■ Directive
Retype the records that come next, word for word.
#### Listed entries
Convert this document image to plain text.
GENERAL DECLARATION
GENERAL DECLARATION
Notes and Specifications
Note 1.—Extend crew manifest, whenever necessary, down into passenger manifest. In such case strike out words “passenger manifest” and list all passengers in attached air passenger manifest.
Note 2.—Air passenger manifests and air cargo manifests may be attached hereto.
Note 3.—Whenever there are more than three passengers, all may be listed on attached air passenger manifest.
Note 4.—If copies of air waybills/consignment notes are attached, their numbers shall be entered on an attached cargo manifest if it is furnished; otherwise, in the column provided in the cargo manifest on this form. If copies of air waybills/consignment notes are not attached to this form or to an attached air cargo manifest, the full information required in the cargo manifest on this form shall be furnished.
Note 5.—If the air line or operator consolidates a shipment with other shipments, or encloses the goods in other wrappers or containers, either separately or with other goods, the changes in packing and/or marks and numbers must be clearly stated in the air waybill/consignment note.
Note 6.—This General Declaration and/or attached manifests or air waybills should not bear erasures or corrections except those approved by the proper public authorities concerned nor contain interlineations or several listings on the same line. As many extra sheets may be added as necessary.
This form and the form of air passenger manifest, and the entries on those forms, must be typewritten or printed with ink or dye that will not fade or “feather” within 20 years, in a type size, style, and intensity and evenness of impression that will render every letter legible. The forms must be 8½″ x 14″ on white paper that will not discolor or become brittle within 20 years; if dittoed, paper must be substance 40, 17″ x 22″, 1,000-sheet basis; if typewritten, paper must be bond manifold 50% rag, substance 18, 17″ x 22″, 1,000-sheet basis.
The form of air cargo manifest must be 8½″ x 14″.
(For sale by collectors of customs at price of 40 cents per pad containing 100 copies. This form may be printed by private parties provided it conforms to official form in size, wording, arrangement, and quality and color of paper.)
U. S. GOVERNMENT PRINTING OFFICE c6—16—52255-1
########
■ Solution
Convert this document image to plain text.
GENERAL DECLARATION
GENERAL DECLARATION
Notes and Specifications
Note 1.—Extend crew manifest, whenever necessary, down into passenger manifest. In such case strike out words “passenger manifest” and list all passengers in attached air passenger manifest.
Note 2.—Air passenger manifests and air cargo manifests may be attached hereto.
Note 3.—Whenever there are more than three passengers, all may be listed on attached air passenger manifest.
Note 4.—If copies of air waybills/consignment notes are attached, their numbers shall be entered on an attached cargo manifest if it is furnished; otherwise, in the column provided in the cargo manifest on this form. If copies of air waybills/consignment notes are not attached to this form or to an attached air cargo manifest, the full information required in the cargo manifest on this form shall be furnished.
Note 5.—If the air line or operator consolidates a shipment with other shipments, or encloses the goods in other wrappers or containers, either separately or with other goods, the changes in packing and/or marks and numbers must be clearly stated in the air waybill/consignment note.
Note 6.—This General Declaration and/or attached manifests or air waybills should not bear erasures or corrections except those approved by the proper public authorities concerned nor contain interlineations or several listings on the same line. As many extra sheets may be added as necessary.
This form and the form of air passenger manifest, and the entries on those forms, must be typewritten or printed with ink or dye that will not fade or “feather” within 20 years, in a type size, style, and intensity and evenness of impression that will render every letter legible. The forms must be 8½″ x 14″ on white paper that will not discolor or become brittle within 20 years; if dittoed, paper must be substance 40, 17″ x 22″, 1,000-sheet basis; if typewritten, paper must be bond manifold 50% rag, substance 18, 17″ x 22″, 1,000-sheet basis.
The form of air cargo manifest must be 8½″ x 14″.
(For sale by collectors of customs at price of 40 cents per pad containing 100 copies. This form may be printed by private parties provided it conforms to official form in size, wording, arrangement, and quality and color of paper.)
U. S. GOVERNMENT PRINTING OFFICE c6—16—52255-1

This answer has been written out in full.